WORK TO DO: Copy the rows below word for word, from the line containing "Extract all elements" through the line containing "Title: Size of", with both of those lines included. Leave the pictures out of your copy.

SUPPLIED DATA:
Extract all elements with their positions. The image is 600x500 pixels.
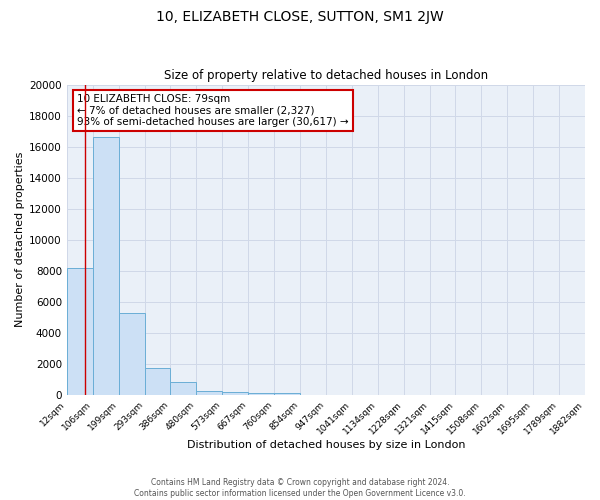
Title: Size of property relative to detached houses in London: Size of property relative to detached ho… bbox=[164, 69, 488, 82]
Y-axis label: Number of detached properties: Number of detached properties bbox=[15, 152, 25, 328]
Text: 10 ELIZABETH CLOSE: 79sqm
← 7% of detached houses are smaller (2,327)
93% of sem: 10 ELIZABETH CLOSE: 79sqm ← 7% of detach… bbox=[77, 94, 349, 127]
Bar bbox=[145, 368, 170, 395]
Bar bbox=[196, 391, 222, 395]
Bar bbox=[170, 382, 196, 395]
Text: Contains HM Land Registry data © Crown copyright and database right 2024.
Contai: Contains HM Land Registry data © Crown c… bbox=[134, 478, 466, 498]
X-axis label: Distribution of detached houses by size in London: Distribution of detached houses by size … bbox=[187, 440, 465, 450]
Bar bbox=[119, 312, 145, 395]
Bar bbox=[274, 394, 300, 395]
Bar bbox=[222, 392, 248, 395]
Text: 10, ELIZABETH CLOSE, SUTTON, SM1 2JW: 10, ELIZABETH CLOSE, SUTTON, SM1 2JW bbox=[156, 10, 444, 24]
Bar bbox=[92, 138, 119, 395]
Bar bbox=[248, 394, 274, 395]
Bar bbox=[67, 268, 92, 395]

--

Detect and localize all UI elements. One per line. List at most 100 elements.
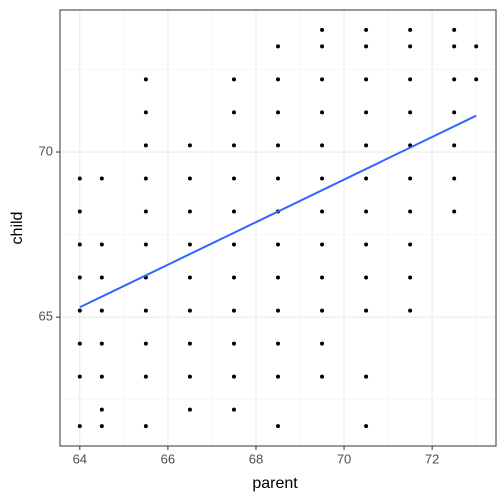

WRITTEN REPLY:
Extract all elements with their positions. The image is 600x500 pixels.
Title: Size of property relative to detached houses in London: Size of property relative to detached ho… bbox=[164, 69, 488, 82]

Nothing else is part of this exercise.